## EXTRACTED RECORDS
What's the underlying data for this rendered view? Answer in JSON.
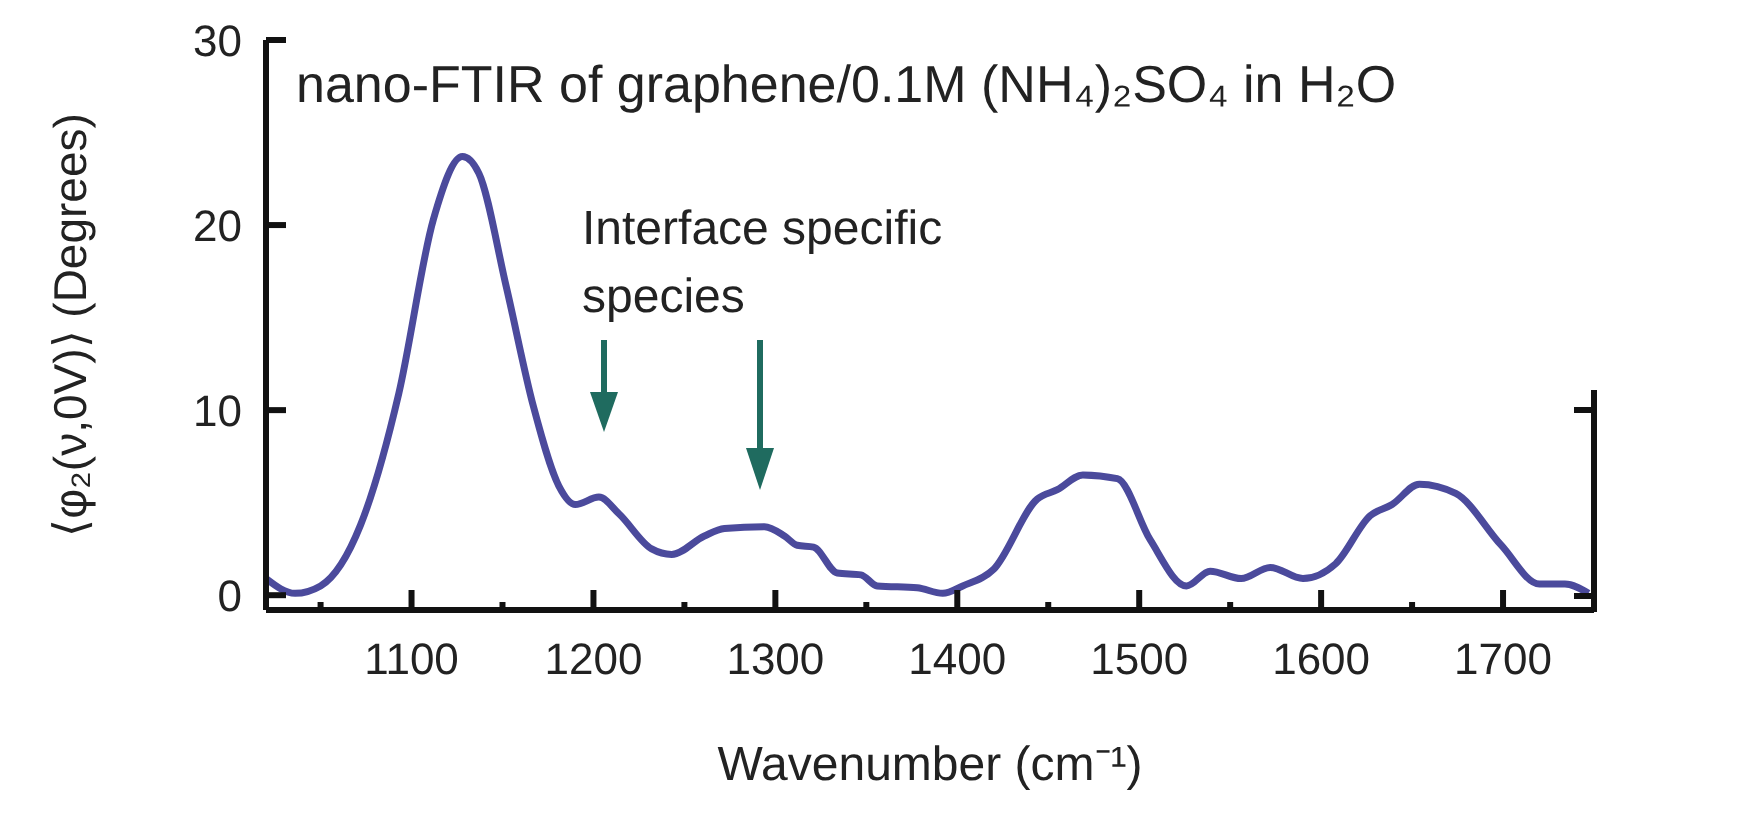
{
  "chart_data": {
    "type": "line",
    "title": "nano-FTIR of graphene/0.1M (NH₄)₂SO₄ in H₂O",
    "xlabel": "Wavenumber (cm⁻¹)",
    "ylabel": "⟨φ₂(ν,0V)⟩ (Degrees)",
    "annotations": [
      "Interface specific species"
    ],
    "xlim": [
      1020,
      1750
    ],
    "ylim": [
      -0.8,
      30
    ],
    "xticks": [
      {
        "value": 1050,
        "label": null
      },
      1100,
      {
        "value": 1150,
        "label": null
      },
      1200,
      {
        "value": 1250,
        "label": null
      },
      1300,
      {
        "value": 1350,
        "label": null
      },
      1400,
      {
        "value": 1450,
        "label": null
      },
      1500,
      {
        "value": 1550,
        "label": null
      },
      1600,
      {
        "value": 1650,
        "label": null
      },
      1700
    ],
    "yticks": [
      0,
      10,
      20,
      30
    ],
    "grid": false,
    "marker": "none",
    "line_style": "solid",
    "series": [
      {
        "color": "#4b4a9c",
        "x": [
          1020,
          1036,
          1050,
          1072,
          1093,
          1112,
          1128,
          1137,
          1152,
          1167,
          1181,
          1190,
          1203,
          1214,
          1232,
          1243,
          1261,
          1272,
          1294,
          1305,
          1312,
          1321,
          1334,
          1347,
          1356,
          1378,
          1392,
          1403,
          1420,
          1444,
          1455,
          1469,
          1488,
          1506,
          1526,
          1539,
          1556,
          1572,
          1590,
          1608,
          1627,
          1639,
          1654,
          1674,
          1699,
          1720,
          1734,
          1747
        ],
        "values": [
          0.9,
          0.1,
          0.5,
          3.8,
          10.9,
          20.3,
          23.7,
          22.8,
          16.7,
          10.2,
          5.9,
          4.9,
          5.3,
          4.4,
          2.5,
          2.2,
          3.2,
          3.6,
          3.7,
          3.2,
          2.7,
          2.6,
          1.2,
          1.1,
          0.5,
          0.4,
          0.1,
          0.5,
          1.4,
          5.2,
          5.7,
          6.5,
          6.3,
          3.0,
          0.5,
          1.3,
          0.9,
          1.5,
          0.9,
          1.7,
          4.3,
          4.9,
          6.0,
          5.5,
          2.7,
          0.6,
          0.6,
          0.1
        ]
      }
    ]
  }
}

## PROBLEM
Copy the records word for word, leaving no picture in the copy.

## WRITTEN RESPONSE
What's the underlying data for this rendered view? Answer in JSON.
{
  "chart_data": {
    "type": "line",
    "title": "nano-FTIR of graphene/0.1M (NH₄)₂SO₄ in H₂O",
    "xlabel": "Wavenumber (cm⁻¹)",
    "ylabel": "⟨φ₂(ν,0V)⟩ (Degrees)",
    "annotations": [
      "Interface specific species"
    ],
    "xlim": [
      1020,
      1750
    ],
    "ylim": [
      -0.8,
      30
    ],
    "xticks": [
      {
        "value": 1050,
        "label": null
      },
      1100,
      {
        "value": 1150,
        "label": null
      },
      1200,
      {
        "value": 1250,
        "label": null
      },
      1300,
      {
        "value": 1350,
        "label": null
      },
      1400,
      {
        "value": 1450,
        "label": null
      },
      1500,
      {
        "value": 1550,
        "label": null
      },
      1600,
      {
        "value": 1650,
        "label": null
      },
      1700
    ],
    "yticks": [
      0,
      10,
      20,
      30
    ],
    "grid": false,
    "marker": "none",
    "line_style": "solid",
    "series": [
      {
        "color": "#4b4a9c",
        "x": [
          1020,
          1036,
          1050,
          1072,
          1093,
          1112,
          1128,
          1137,
          1152,
          1167,
          1181,
          1190,
          1203,
          1214,
          1232,
          1243,
          1261,
          1272,
          1294,
          1305,
          1312,
          1321,
          1334,
          1347,
          1356,
          1378,
          1392,
          1403,
          1420,
          1444,
          1455,
          1469,
          1488,
          1506,
          1526,
          1539,
          1556,
          1572,
          1590,
          1608,
          1627,
          1639,
          1654,
          1674,
          1699,
          1720,
          1734,
          1747
        ],
        "values": [
          0.9,
          0.1,
          0.5,
          3.8,
          10.9,
          20.3,
          23.7,
          22.8,
          16.7,
          10.2,
          5.9,
          4.9,
          5.3,
          4.4,
          2.5,
          2.2,
          3.2,
          3.6,
          3.7,
          3.2,
          2.7,
          2.6,
          1.2,
          1.1,
          0.5,
          0.4,
          0.1,
          0.5,
          1.4,
          5.2,
          5.7,
          6.5,
          6.3,
          3.0,
          0.5,
          1.3,
          0.9,
          1.5,
          0.9,
          1.7,
          4.3,
          4.9,
          6.0,
          5.5,
          2.7,
          0.6,
          0.6,
          0.1
        ]
      }
    ]
  }
}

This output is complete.